[START DATA TO USE]

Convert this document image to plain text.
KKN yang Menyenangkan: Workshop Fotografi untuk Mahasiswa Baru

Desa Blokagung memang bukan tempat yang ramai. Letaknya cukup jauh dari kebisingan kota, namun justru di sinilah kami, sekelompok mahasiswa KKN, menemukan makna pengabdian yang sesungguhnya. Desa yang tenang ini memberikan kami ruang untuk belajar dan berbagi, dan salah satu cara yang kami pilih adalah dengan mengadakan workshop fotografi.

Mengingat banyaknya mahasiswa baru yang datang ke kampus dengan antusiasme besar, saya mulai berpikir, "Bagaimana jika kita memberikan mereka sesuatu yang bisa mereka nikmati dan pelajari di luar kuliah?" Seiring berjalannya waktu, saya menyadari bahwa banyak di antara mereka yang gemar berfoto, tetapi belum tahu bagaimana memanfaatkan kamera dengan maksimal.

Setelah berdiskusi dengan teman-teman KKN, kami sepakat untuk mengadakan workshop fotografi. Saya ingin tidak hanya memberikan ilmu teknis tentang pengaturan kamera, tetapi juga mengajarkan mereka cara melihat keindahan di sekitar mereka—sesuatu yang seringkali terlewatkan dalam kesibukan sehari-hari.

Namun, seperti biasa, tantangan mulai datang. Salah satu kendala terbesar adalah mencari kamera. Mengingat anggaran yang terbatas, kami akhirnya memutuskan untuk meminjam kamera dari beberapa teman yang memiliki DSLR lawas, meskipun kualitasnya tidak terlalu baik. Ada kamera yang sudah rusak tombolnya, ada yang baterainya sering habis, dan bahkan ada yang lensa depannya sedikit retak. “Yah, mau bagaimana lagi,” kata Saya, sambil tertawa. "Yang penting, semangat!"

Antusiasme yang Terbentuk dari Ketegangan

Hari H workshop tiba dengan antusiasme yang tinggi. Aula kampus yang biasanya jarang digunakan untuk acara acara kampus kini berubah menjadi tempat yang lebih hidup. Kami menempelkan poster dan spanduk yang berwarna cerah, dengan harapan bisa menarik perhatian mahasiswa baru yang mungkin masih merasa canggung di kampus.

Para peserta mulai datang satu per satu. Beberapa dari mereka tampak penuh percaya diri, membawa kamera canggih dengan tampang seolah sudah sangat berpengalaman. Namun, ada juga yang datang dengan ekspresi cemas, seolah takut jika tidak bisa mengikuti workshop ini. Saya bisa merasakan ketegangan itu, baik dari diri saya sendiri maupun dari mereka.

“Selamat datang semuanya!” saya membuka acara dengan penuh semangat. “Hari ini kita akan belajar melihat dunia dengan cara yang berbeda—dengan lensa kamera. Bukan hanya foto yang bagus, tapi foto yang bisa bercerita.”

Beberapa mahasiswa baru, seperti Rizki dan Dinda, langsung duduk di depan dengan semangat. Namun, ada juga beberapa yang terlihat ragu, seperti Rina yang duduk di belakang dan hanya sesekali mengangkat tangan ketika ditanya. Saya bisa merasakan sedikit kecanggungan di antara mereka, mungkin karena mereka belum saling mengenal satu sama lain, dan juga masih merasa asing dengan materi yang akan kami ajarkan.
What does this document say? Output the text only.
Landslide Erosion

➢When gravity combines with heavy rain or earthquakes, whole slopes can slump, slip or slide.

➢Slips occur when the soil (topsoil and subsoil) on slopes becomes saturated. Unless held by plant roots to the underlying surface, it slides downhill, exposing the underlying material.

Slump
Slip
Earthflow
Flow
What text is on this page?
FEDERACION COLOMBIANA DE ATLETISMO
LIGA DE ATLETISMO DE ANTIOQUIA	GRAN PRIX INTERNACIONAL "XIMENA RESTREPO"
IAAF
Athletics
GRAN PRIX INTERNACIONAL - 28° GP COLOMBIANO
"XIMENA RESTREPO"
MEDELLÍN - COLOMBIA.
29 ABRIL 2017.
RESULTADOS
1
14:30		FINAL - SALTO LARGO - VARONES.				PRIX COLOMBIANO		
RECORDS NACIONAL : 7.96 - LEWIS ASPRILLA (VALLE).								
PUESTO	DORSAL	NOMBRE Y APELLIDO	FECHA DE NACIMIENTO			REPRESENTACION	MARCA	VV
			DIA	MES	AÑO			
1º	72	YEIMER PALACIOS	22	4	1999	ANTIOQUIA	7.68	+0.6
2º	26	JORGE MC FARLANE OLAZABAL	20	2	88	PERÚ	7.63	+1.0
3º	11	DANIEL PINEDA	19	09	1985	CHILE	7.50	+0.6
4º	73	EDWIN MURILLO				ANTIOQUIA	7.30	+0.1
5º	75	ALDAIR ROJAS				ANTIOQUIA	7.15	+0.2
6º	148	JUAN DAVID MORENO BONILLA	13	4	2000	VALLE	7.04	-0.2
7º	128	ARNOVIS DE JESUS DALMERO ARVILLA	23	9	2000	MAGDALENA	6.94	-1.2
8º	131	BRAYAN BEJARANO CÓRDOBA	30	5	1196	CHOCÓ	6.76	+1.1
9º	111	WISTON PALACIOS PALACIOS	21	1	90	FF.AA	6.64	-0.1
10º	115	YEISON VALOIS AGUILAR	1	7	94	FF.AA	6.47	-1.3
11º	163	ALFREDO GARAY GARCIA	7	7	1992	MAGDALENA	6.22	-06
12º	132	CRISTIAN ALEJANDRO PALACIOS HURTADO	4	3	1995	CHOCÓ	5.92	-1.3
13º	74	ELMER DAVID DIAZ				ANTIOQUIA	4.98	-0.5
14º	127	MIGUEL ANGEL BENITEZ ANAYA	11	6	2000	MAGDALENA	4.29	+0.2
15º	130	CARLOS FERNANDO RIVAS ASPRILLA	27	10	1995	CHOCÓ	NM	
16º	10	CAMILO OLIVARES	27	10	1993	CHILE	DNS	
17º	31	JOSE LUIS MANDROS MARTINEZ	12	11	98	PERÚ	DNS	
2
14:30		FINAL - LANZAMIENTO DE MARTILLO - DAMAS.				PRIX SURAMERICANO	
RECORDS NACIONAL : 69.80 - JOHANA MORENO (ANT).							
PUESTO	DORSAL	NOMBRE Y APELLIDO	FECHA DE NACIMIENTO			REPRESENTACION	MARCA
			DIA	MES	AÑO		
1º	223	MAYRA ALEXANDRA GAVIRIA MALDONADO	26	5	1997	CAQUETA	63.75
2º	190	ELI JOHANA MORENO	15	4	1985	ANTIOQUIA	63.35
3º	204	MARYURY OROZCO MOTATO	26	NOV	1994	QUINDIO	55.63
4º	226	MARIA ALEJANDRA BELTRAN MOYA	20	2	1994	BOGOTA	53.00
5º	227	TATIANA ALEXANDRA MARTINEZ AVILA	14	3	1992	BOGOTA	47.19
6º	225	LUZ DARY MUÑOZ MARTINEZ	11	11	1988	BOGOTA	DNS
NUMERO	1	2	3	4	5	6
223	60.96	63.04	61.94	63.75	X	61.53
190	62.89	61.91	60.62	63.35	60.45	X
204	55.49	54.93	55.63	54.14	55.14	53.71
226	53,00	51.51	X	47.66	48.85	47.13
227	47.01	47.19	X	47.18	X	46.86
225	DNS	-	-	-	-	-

[END DATA TO USE]

- **DIRECTIONS FOR THIS TASK**
Lines that hold the word "FECHA" are the ones to return, every one of them.

- **FULL ANSWER**
PUESTO	DORSAL	NOMBRE Y APELLIDO	FECHA DE NACIMIENTO			REPRESENTACION	MARCA	VV
PUESTO	DORSAL	NOMBRE Y APELLIDO	FECHA DE NACIMIENTO			REPRESENTACION	MARCA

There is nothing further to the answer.